▶ **Exercise directions**: For the material that follows, list every line containing the word "Rates".

▶ **Records to use**:
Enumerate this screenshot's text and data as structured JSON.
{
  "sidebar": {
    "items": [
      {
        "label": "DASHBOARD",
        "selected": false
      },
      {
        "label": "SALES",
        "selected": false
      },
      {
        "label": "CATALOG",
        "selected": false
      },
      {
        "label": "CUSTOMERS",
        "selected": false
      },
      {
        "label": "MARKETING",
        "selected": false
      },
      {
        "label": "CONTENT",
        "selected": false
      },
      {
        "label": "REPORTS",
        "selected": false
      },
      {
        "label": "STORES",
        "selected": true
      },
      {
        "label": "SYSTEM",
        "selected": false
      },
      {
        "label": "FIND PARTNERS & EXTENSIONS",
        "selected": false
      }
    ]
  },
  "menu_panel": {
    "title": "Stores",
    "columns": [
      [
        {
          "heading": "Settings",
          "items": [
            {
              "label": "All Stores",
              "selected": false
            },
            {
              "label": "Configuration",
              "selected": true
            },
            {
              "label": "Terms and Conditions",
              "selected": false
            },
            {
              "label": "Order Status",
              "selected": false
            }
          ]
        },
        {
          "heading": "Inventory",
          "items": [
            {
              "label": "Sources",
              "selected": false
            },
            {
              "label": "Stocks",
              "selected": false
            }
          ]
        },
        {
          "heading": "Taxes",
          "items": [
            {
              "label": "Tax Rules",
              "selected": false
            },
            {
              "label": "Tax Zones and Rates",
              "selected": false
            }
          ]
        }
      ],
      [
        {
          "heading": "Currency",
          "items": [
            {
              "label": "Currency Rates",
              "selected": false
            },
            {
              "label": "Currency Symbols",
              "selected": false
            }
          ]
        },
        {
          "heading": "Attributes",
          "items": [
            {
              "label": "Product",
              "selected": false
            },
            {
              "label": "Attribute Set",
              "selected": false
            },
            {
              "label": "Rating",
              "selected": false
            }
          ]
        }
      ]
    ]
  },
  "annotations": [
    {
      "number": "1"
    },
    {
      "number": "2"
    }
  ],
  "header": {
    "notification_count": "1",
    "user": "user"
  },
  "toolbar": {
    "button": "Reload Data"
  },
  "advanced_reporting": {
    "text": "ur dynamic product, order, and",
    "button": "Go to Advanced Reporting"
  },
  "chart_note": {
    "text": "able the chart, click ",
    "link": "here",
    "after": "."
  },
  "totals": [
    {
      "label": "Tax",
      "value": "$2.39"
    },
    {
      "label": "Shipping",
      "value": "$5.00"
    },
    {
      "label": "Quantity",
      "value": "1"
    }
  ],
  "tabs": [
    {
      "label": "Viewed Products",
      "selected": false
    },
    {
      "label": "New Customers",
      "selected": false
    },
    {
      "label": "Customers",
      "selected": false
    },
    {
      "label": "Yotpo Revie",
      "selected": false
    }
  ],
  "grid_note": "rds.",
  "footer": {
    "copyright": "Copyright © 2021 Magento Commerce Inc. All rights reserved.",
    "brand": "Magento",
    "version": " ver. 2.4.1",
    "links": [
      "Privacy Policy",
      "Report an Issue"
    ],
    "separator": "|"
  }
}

▶ **Output below**:
              "label": "Tax Zones and Rates",
              "label": "Currency Rates",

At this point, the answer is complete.